Problem description:
In the interview text, how are the tunes on the EP built, as opposed to the singles?

Text shown:
That entire story in 4 songs.  How do your singles compare to a project like this?

The EP’s gonna tell the story over six songs, but yeah, same difference. It’s very different from making the singles. The process of recording the singles very much extends out of my own neurotic practices; I have a lot of anxiety about capturing ‘definitive’ versions of things, because ideas are always evolving and one day’s performance always is or should be so different from the next. So when do you call something complete? The singles have been a Ghost Pal-waged battle against these notions of completion, simply because we crank ‘em out so quickly with practically no looking back or second guessing. It’s always an exercise in immediacy and a lot of the time the Ghost Pal guys leave the sessions kinda wigged out and frustrated because the parts get knocked out so quickly. It always turns out great, and I like the sort of jumpy creativity that is inspired by a process like that, but working on the EP is a totally different process. Deciding we were going to string the songs together in this story kind of took away all my concerns about how to represent the songs, because it became more about how best to represent the story, definitive versions of songs be damned. And as a result we’re doing it much differently; for one thing, all the tunes on the EP are built on live tracks that feature the whole band, rather than built layer by layer from acoustic instruments like the singles have generally been. For another thing, we’re going to spend months literally slaving over this thing until it’s perfect.

Records from a data source:
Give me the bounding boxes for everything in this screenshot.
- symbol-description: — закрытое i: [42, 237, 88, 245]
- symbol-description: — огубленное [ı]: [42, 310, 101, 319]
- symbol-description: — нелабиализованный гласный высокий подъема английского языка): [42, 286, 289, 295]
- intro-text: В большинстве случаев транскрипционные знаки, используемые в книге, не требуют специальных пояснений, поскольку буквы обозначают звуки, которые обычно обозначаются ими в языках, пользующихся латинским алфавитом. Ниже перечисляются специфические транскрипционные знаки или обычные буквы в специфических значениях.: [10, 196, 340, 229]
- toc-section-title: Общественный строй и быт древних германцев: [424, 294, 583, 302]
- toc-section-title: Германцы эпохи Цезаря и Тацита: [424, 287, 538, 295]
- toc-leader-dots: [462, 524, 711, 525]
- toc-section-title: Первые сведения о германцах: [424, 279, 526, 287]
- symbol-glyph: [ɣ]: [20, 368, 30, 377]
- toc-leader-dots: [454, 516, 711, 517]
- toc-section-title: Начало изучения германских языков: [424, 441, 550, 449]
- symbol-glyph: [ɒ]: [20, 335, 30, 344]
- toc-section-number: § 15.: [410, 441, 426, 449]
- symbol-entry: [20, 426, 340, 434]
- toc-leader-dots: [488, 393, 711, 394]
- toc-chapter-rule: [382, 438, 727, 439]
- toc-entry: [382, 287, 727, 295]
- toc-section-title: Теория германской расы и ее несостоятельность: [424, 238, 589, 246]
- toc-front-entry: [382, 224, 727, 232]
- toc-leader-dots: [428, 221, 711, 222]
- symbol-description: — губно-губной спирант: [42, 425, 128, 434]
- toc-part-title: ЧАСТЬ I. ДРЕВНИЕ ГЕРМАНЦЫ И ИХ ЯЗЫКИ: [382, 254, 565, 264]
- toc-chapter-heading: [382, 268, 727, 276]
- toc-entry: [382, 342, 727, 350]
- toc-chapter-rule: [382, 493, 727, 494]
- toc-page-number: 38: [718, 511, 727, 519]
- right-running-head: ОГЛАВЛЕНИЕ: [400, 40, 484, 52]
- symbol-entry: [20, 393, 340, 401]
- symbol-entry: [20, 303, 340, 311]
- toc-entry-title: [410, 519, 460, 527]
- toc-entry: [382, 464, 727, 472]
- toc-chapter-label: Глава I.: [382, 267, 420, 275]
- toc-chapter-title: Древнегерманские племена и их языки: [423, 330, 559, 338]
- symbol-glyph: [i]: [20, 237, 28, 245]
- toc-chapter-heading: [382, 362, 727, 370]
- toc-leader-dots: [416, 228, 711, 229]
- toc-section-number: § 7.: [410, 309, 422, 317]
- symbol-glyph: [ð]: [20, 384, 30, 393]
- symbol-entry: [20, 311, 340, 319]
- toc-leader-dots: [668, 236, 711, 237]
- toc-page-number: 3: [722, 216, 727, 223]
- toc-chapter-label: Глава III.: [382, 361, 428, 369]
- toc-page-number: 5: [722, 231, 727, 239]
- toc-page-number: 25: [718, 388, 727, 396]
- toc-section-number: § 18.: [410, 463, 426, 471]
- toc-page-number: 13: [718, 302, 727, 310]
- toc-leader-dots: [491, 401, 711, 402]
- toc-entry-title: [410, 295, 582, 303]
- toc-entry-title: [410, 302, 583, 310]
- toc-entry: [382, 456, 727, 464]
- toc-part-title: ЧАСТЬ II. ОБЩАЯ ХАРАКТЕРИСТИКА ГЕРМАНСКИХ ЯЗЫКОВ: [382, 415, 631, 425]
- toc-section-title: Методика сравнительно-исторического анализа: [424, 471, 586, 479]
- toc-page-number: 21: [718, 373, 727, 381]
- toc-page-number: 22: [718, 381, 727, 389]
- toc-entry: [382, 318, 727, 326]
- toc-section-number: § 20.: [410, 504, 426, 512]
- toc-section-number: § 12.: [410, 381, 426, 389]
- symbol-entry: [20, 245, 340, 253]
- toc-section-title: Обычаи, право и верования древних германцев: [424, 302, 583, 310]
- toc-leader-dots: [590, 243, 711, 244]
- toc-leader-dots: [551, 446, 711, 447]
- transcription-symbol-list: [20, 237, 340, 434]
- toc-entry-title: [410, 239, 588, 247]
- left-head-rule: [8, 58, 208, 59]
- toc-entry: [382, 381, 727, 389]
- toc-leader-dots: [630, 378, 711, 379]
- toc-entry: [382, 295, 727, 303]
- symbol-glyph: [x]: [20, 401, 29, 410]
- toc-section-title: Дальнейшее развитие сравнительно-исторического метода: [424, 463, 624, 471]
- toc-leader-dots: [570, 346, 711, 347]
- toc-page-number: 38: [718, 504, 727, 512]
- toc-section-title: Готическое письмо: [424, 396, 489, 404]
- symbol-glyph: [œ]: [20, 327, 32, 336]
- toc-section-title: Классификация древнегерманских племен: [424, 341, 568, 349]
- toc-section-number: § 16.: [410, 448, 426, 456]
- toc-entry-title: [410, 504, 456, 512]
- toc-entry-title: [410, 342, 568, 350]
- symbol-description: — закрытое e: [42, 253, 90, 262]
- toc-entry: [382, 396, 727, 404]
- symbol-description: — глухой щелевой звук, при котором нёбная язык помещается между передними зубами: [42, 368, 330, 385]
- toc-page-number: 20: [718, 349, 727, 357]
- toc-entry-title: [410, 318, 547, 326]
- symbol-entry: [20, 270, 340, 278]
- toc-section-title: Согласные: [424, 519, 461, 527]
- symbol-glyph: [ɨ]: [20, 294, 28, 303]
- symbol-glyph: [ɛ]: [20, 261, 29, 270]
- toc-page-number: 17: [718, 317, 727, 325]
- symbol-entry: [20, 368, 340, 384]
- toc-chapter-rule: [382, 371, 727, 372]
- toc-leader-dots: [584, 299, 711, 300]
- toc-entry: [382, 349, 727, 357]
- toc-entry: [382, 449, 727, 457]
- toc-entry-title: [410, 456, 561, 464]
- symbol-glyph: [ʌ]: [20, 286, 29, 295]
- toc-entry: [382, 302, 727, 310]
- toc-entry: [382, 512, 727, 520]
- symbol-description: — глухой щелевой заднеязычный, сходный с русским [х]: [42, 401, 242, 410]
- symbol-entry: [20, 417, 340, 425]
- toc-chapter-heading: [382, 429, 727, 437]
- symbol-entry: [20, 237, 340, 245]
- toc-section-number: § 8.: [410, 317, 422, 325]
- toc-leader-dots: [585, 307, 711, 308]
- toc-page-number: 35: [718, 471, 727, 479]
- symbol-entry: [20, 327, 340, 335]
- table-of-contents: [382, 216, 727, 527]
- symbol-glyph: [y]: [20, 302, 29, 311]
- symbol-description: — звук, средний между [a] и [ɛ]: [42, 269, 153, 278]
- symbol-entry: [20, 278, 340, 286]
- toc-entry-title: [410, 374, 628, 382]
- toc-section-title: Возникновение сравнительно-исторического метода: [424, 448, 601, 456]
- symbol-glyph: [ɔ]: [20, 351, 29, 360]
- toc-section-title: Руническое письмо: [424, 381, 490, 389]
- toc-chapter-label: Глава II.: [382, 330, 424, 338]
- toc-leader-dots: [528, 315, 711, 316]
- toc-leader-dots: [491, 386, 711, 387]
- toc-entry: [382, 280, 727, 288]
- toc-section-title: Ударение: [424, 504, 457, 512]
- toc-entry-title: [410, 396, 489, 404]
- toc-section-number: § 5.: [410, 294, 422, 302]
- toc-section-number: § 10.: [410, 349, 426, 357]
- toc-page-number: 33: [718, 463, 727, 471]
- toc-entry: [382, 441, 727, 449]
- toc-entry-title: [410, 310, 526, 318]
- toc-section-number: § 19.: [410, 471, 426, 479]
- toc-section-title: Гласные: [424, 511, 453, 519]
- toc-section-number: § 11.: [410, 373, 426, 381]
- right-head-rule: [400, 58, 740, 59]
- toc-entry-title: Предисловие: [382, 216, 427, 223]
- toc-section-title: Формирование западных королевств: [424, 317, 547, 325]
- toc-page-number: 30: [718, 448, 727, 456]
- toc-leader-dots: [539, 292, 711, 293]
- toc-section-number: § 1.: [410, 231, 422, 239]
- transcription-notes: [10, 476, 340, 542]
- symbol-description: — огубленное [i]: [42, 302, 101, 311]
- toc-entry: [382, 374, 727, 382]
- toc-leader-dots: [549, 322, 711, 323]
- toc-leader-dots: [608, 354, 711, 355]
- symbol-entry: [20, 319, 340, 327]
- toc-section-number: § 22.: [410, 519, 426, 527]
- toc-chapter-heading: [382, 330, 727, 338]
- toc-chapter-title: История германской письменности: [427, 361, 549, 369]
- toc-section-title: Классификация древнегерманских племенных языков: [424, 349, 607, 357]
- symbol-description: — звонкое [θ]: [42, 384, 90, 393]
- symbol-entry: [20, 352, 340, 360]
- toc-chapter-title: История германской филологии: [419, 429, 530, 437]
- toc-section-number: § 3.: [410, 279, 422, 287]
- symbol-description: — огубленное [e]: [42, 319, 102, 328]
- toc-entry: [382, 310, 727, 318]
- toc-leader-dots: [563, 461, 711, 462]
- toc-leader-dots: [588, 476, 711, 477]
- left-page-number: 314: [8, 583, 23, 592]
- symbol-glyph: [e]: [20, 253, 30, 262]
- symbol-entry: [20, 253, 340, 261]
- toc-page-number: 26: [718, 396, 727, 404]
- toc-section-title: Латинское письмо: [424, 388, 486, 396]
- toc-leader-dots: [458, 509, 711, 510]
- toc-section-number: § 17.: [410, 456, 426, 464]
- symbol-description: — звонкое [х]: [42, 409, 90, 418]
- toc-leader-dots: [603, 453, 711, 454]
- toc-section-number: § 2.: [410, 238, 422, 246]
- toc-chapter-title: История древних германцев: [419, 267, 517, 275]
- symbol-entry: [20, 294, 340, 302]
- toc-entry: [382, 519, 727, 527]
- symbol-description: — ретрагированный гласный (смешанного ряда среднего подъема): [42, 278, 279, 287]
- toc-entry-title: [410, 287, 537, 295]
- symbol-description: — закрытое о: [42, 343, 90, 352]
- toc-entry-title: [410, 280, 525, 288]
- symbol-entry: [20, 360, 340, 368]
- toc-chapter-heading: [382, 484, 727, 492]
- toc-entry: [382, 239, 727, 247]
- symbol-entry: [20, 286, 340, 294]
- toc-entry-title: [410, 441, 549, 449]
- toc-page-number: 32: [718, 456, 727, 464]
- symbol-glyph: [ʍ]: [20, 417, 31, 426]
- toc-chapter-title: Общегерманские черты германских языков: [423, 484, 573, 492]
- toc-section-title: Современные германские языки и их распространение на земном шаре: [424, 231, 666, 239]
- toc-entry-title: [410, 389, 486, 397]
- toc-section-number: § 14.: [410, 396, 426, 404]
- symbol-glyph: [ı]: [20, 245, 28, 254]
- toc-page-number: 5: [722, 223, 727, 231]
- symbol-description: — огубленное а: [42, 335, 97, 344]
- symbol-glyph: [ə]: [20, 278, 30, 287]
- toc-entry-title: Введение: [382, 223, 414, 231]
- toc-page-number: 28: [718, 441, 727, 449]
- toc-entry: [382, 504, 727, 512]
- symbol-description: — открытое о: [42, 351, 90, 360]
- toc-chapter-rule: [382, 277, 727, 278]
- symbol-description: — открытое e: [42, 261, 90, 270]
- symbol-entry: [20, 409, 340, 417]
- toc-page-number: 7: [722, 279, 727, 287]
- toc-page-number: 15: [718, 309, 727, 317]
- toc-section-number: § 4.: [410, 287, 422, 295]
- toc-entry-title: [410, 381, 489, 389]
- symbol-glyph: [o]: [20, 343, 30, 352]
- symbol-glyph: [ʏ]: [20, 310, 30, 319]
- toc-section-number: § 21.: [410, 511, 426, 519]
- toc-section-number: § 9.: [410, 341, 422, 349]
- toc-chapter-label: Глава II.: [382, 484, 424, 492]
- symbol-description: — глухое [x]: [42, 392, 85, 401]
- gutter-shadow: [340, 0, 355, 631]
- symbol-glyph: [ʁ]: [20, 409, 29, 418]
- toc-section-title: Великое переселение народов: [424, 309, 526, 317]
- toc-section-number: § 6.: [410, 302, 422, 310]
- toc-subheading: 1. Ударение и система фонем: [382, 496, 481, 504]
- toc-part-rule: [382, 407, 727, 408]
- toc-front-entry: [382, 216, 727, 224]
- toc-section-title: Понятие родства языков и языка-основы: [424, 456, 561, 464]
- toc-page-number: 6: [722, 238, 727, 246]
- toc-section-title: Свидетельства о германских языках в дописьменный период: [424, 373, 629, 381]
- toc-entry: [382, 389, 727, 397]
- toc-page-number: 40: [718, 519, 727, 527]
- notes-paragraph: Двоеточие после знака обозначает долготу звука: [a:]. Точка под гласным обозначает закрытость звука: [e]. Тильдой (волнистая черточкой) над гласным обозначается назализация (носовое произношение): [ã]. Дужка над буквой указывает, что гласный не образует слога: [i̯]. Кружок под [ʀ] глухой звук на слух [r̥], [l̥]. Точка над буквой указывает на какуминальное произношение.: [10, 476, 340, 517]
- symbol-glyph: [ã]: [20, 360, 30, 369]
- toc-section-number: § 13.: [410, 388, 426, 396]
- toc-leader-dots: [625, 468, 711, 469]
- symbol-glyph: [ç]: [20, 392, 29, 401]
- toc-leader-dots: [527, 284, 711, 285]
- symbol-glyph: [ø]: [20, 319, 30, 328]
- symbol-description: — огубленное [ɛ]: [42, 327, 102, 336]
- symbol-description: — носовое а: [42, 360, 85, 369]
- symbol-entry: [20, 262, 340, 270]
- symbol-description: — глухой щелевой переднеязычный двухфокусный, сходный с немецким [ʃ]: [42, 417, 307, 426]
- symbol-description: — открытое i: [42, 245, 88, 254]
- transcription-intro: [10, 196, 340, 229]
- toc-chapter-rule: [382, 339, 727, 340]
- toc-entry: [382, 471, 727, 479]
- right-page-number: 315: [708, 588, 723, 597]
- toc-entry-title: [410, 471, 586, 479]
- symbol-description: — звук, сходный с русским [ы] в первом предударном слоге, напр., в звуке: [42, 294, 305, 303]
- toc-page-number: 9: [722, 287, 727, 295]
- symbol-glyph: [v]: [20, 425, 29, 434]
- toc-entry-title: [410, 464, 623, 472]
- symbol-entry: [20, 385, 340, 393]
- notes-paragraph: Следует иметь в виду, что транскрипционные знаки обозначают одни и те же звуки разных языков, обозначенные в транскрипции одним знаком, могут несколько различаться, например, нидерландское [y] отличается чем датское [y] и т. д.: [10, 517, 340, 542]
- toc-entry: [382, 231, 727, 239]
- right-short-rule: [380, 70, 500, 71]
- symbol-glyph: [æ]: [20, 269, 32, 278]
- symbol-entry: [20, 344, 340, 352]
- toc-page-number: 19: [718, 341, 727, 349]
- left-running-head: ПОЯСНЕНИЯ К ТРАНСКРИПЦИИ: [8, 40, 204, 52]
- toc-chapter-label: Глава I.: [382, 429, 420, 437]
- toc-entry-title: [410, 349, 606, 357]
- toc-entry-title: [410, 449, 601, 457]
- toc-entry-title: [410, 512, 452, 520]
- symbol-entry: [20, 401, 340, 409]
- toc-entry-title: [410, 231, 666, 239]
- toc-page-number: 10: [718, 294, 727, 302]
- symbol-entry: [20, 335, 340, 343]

Solved exercise:
They are built on live tracks featuring the whole band, rather than layer by layer from acoustic instruments.